[Part of a data file]
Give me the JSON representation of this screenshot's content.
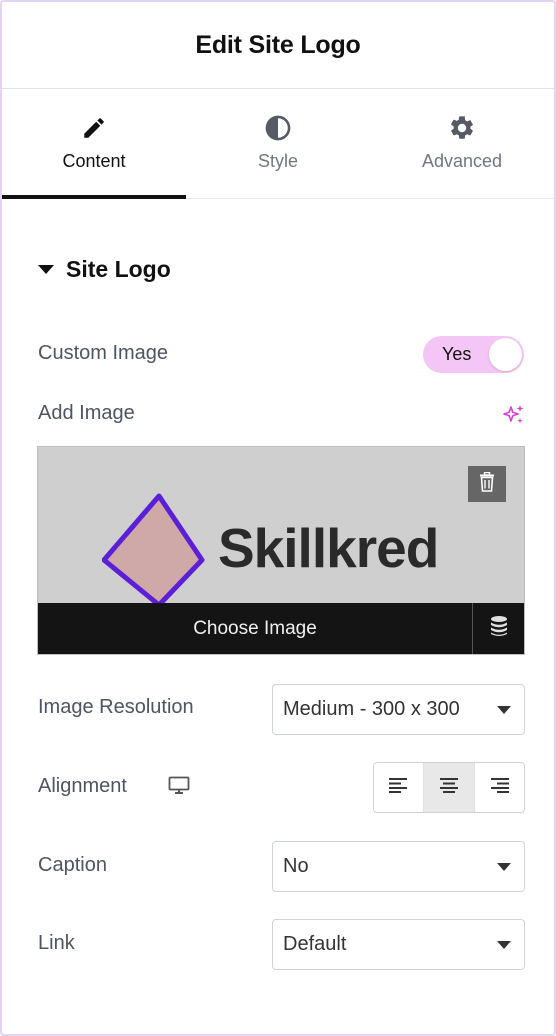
{
  "header": {
    "title": "Edit Site Logo"
  },
  "tabs": [
    {
      "label": "Content",
      "icon": "pencil-icon",
      "active": true
    },
    {
      "label": "Style",
      "icon": "contrast-icon",
      "active": false
    },
    {
      "label": "Advanced",
      "icon": "gear-icon",
      "active": false
    }
  ],
  "section": {
    "title": "Site Logo",
    "expanded": true
  },
  "custom_image": {
    "label": "Custom Image",
    "toggle_label": "Yes",
    "value": true
  },
  "add_image": {
    "label": "Add Image",
    "ai_icon": "sparkle-icon"
  },
  "media": {
    "logo_text": "Skillkred",
    "choose_label": "Choose Image",
    "delete_icon": "trash-icon",
    "library_icon": "database-icon"
  },
  "image_resolution": {
    "label": "Image Resolution",
    "value": "Medium - 300 x 300"
  },
  "alignment": {
    "label": "Alignment",
    "device_icon": "desktop-icon",
    "options": [
      "align-left-icon",
      "align-center-icon",
      "align-right-icon"
    ],
    "selected": "center"
  },
  "caption": {
    "label": "Caption",
    "value": "No"
  },
  "link": {
    "label": "Link",
    "value": "Default"
  },
  "colors": {
    "accent_toggle": "#f4c6f5",
    "sparkle": "#d63fd6",
    "logo_stroke": "#5a1fd6",
    "logo_fill": "#cfa8a8",
    "frame_border": "#e3d3f5"
  }
}
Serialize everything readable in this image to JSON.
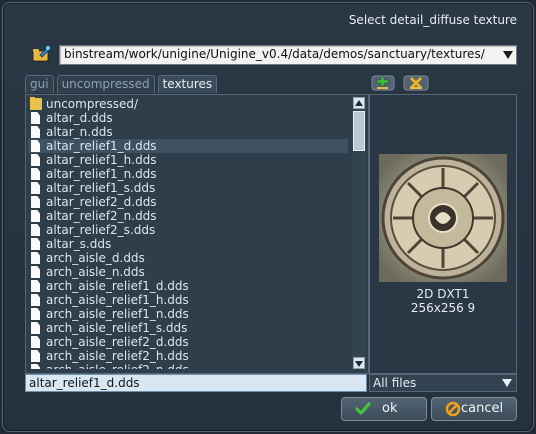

▸ WRITTEN EXERCISE
Extract all the entries word for word; omit any pictures.

▸ EXERCISE RESPONSE
Give me the JSON representation of this screenshot's content.
{
  "header": {
    "title": "Edit Site Logo"
  },
  "tabs": [
    {
      "label": "Content",
      "icon": "pencil-icon",
      "active": true
    },
    {
      "label": "Style",
      "icon": "contrast-icon",
      "active": false
    },
    {
      "label": "Advanced",
      "icon": "gear-icon",
      "active": false
    }
  ],
  "section": {
    "title": "Site Logo",
    "expanded": true
  },
  "custom_image": {
    "label": "Custom Image",
    "toggle_label": "Yes",
    "value": true
  },
  "add_image": {
    "label": "Add Image",
    "ai_icon": "sparkle-icon"
  },
  "media": {
    "logo_text": "Skillkred",
    "choose_label": "Choose Image",
    "delete_icon": "trash-icon",
    "library_icon": "database-icon"
  },
  "image_resolution": {
    "label": "Image Resolution",
    "value": "Medium - 300 x 300"
  },
  "alignment": {
    "label": "Alignment",
    "device_icon": "desktop-icon",
    "options": [
      "align-left-icon",
      "align-center-icon",
      "align-right-icon"
    ],
    "selected": "center"
  },
  "caption": {
    "label": "Caption",
    "value": "No"
  },
  "link": {
    "label": "Link",
    "value": "Default"
  },
  "colors": {
    "accent_toggle": "#f4c6f5",
    "sparkle": "#d63fd6",
    "logo_stroke": "#5a1fd6",
    "logo_fill": "#cfa8a8",
    "frame_border": "#e3d3f5"
  }
}
Serialize everything readable in this image to JSON.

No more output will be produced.